──────── RECORDS FOR THIS EXERCISE

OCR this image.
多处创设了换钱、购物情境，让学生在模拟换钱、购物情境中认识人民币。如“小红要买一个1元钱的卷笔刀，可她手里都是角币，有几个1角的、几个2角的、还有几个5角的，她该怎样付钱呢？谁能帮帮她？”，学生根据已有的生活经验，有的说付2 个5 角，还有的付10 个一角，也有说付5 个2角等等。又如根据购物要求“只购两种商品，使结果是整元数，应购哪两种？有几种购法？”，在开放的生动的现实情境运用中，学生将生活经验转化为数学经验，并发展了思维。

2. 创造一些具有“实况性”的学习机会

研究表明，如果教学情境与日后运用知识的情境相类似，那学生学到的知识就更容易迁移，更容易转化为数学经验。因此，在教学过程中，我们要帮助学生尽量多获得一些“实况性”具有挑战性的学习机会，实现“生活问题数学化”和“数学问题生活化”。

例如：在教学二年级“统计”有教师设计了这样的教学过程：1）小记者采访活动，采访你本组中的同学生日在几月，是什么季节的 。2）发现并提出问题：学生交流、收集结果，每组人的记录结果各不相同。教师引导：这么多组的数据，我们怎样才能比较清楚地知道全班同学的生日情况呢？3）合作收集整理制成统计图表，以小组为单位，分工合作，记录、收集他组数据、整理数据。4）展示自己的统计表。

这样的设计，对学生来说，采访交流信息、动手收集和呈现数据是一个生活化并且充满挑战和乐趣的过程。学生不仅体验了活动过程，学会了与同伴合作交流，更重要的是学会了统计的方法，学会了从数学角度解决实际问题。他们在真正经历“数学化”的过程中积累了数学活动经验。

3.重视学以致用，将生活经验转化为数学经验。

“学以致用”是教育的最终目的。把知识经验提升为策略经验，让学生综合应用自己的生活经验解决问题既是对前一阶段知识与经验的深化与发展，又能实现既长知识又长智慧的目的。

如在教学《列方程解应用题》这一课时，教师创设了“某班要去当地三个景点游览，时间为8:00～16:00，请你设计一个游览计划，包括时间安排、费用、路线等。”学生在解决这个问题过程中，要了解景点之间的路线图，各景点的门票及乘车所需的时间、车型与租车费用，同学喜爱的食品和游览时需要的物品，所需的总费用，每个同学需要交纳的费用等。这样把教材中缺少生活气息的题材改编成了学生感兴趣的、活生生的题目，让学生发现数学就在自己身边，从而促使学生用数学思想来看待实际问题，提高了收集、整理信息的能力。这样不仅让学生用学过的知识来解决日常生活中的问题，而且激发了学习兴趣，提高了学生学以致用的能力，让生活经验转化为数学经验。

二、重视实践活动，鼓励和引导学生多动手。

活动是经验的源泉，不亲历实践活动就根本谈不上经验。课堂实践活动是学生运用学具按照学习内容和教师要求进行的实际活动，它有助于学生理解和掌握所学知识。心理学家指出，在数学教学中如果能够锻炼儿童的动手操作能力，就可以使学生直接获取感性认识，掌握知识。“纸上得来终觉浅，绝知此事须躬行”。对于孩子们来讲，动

────────────────

_REQUIRED TASK_. From the records above, extract every entry exactly as given.

_OUTPUT OF THE TASK_.
OCR this image.
多处创设了换钱、购物情境，让学生在模拟换钱、购物情境中认识人民币。如“小红要买一个1元钱的卷笔刀，可她手里都是角币，有几个1角的、几个2角的、还有几个5角的，她该怎样付钱呢？谁能帮帮她？”，学生根据已有的生活经验，有的说付2 个5 角，还有的付10 个一角，也有说付5 个2角等等。又如根据购物要求“只购两种商品，使结果是整元数，应购哪两种？有几种购法？”，在开放的生动的现实情境运用中，学生将生活经验转化为数学经验，并发展了思维。

2. 创造一些具有“实况性”的学习机会

研究表明，如果教学情境与日后运用知识的情境相类似，那学生学到的知识就更容易迁移，更容易转化为数学经验。因此，在教学过程中，我们要帮助学生尽量多获得一些“实况性”具有挑战性的学习机会，实现“生活问题数学化”和“数学问题生活化”。

例如：在教学二年级“统计”有教师设计了这样的教学过程：1）小记者采访活动，采访你本组中的同学生日在几月，是什么季节的 。2）发现并提出问题：学生交流、收集结果，每组人的记录结果各不相同。教师引导：这么多组的数据，我们怎样才能比较清楚地知道全班同学的生日情况呢？3）合作收集整理制成统计图表，以小组为单位，分工合作，记录、收集他组数据、整理数据。4）展示自己的统计表。

这样的设计，对学生来说，采访交流信息、动手收集和呈现数据是一个生活化并且充满挑战和乐趣的过程。学生不仅体验了活动过程，学会了与同伴合作交流，更重要的是学会了统计的方法，学会了从数学角度解决实际问题。他们在真正经历“数学化”的过程中积累了数学活动经验。

3.重视学以致用，将生活经验转化为数学经验。

“学以致用”是教育的最终目的。把知识经验提升为策略经验，让学生综合应用自己的生活经验解决问题既是对前一阶段知识与经验的深化与发展，又能实现既长知识又长智慧的目的。

如在教学《列方程解应用题》这一课时，教师创设了“某班要去当地三个景点游览，时间为8:00～16:00，请你设计一个游览计划，包括时间安排、费用、路线等。”学生在解决这个问题过程中，要了解景点之间的路线图，各景点的门票及乘车所需的时间、车型与租车费用，同学喜爱的食品和游览时需要的物品，所需的总费用，每个同学需要交纳的费用等。这样把教材中缺少生活气息的题材改编成了学生感兴趣的、活生生的题目，让学生发现数学就在自己身边，从而促使学生用数学思想来看待实际问题，提高了收集、整理信息的能力。这样不仅让学生用学过的知识来解决日常生活中的问题，而且激发了学习兴趣，提高了学生学以致用的能力，让生活经验转化为数学经验。

二、重视实践活动，鼓励和引导学生多动手。

活动是经验的源泉，不亲历实践活动就根本谈不上经验。课堂实践活动是学生运用学具按照学习内容和教师要求进行的实际活动，它有助于学生理解和掌握所学知识。心理学家指出，在数学教学中如果能够锻炼儿童的动手操作能力，就可以使学生直接获取感性认识，掌握知识。“纸上得来终觉浅，绝知此事须躬行”。对于孩子们来讲，动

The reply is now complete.